**Problem description:** Using the data beneath, show every line that includes the word "color".
------------------------------
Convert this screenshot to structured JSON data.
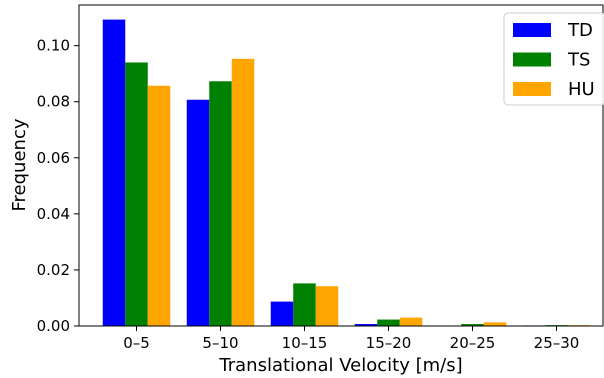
{
  "chart_data": {
    "type": "bar",
    "categories": [
      "0–5",
      "5–10",
      "10–15",
      "15–20",
      "20–25",
      "25–30"
    ],
    "series": [
      {
        "name": "TD",
        "color": "#0000ff",
        "values": [
          0.1093,
          0.0807,
          0.0087,
          0.0007,
          0.0,
          0.0002
        ]
      },
      {
        "name": "TS",
        "color": "#008000",
        "values": [
          0.094,
          0.0873,
          0.0152,
          0.0023,
          0.0007,
          0.0003
        ]
      },
      {
        "name": "HU",
        "color": "#ffa500",
        "values": [
          0.0857,
          0.0953,
          0.0142,
          0.003,
          0.0013,
          0.0003
        ]
      }
    ],
    "xlabel": "Translational Velocity [m/s]",
    "ylabel": "Frequency",
    "ylim": [
      0,
      0.1145
    ],
    "yticks": [
      0.0,
      0.02,
      0.04,
      0.06,
      0.08,
      0.1
    ],
    "ytick_labels": [
      "0.00",
      "0.02",
      "0.04",
      "0.06",
      "0.08",
      "0.10"
    ],
    "grid": false,
    "legend_position": "top-right"
  }
}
------------------------------
**Response to this task:**
        "color": "#0000ff",
        "color": "#008000",
        "color": "#ffa500",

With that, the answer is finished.